- GOAL
Copy every line that contains the string "确认居民身份证信息的准确" from the entries below.

### INFORMATION SHOWN

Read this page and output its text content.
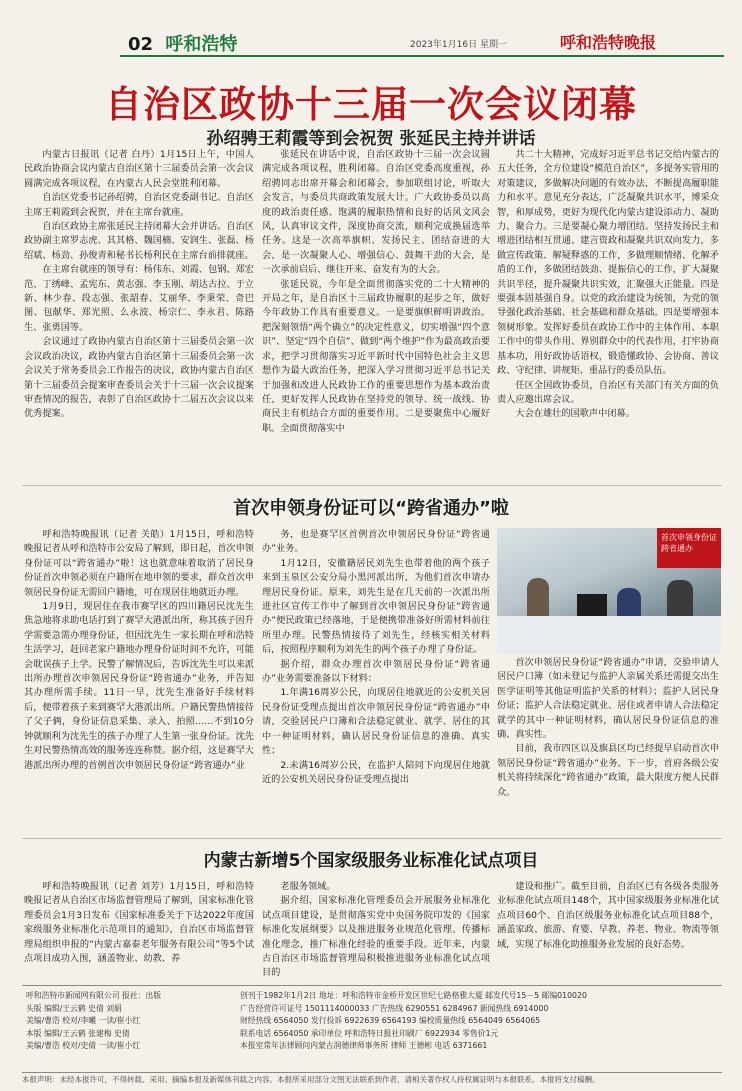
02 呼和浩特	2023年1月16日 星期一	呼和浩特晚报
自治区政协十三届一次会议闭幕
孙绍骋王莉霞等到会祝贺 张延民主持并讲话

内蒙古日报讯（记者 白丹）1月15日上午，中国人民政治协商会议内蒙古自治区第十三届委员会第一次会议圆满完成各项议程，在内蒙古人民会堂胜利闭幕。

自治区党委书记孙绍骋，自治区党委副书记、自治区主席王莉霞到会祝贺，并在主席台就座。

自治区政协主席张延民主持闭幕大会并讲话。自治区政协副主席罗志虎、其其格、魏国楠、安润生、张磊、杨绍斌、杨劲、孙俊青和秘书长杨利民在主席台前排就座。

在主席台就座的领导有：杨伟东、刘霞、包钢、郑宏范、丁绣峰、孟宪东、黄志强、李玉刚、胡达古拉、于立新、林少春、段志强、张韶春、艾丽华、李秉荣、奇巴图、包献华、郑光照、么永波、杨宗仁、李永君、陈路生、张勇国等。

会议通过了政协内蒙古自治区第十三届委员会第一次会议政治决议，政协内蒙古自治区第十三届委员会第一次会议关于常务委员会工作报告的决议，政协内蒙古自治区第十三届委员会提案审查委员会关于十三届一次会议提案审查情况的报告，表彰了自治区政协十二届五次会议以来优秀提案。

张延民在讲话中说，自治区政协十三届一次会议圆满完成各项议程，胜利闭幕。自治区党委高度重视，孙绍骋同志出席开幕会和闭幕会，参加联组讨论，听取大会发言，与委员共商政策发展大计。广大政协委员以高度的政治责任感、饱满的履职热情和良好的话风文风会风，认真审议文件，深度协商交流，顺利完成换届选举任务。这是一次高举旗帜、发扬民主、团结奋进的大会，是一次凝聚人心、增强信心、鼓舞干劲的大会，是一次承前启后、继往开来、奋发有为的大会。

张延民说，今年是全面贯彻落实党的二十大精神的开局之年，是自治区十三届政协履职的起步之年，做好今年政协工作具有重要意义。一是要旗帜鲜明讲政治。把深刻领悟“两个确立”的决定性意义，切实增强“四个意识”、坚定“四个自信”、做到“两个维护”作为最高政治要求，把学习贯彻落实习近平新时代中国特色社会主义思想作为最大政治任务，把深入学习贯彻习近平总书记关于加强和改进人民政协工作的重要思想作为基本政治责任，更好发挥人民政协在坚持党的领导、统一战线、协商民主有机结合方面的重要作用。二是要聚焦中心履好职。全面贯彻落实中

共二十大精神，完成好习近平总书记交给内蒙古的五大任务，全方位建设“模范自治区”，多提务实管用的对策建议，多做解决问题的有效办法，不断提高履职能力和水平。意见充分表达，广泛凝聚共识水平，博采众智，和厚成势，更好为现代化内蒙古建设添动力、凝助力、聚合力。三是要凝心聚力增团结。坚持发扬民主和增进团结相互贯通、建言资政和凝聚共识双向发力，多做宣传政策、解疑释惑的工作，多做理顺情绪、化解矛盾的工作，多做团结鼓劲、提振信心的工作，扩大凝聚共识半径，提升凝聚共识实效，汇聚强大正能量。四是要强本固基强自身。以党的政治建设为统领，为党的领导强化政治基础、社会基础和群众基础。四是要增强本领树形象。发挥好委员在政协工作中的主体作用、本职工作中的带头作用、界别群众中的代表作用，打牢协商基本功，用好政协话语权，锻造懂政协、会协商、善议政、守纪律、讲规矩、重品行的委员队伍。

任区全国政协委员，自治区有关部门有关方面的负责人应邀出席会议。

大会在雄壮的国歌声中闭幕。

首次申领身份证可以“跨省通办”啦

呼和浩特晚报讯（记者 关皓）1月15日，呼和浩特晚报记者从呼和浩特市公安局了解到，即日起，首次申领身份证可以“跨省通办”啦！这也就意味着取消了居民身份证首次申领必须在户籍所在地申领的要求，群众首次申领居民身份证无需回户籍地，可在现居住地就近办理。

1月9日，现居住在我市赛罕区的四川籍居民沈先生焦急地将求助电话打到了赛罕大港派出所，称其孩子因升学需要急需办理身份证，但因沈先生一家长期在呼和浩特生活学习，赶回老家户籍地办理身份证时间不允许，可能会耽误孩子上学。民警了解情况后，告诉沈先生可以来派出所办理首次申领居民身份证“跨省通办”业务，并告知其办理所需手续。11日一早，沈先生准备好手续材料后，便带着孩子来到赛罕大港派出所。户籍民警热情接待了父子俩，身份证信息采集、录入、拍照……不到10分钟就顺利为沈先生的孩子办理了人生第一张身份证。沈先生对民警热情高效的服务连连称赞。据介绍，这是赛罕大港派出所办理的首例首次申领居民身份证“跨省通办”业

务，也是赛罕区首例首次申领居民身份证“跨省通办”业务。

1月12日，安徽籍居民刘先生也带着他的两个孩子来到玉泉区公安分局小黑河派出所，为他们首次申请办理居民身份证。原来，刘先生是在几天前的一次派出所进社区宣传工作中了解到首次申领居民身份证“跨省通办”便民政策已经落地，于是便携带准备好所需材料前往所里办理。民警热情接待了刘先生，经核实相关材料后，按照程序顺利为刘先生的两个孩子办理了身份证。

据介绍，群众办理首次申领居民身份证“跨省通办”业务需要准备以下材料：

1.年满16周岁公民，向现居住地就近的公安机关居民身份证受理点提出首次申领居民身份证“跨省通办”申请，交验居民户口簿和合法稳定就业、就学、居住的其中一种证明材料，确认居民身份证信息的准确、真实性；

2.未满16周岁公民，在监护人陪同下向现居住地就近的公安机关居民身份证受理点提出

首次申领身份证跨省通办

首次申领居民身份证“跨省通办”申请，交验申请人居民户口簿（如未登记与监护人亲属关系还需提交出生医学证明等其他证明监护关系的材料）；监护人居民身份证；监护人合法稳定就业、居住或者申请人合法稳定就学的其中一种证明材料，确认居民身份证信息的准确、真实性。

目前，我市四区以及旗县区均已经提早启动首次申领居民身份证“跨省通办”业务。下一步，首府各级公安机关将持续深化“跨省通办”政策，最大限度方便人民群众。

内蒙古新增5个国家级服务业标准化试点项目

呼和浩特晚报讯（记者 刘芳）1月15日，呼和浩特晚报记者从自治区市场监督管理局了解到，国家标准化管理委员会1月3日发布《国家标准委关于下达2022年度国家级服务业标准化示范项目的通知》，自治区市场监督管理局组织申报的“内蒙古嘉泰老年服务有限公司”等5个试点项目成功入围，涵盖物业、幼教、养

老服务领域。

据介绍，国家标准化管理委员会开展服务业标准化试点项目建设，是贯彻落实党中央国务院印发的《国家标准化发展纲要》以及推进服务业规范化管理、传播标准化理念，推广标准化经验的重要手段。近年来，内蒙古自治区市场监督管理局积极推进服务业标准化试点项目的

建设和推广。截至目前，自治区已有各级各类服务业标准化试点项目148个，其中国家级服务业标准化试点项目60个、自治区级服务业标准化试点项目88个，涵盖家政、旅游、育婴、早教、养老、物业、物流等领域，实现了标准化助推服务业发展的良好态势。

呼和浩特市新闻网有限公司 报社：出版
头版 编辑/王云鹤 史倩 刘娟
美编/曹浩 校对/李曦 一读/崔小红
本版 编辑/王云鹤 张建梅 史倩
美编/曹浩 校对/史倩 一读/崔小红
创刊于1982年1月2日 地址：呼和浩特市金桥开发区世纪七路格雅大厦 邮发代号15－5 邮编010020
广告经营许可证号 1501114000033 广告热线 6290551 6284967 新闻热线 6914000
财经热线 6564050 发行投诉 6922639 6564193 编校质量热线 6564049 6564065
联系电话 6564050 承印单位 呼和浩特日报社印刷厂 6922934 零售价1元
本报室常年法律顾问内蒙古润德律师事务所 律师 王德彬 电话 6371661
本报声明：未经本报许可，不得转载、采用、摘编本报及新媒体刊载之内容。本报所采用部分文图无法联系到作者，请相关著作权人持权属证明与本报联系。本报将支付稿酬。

######

- COMPLETE RESPONSE
1.年满16周岁公民，向现居住地就近的公安机关居民身份证受理点提出首次申领居民身份证“跨省通办”申请，交验居民户口簿和合法稳定就业、就学、居住的其中一种证明材料，确认居民身份证信息的准确、真实性；
首次申领居民身份证“跨省通办”申请，交验申请人居民户口簿（如未登记与监护人亲属关系还需提交出生医学证明等其他证明监护关系的材料）；监护人居民身份证；监护人合法稳定就业、居住或者申请人合法稳定就学的其中一种证明材料，确认居民身份证信息的准确、真实性。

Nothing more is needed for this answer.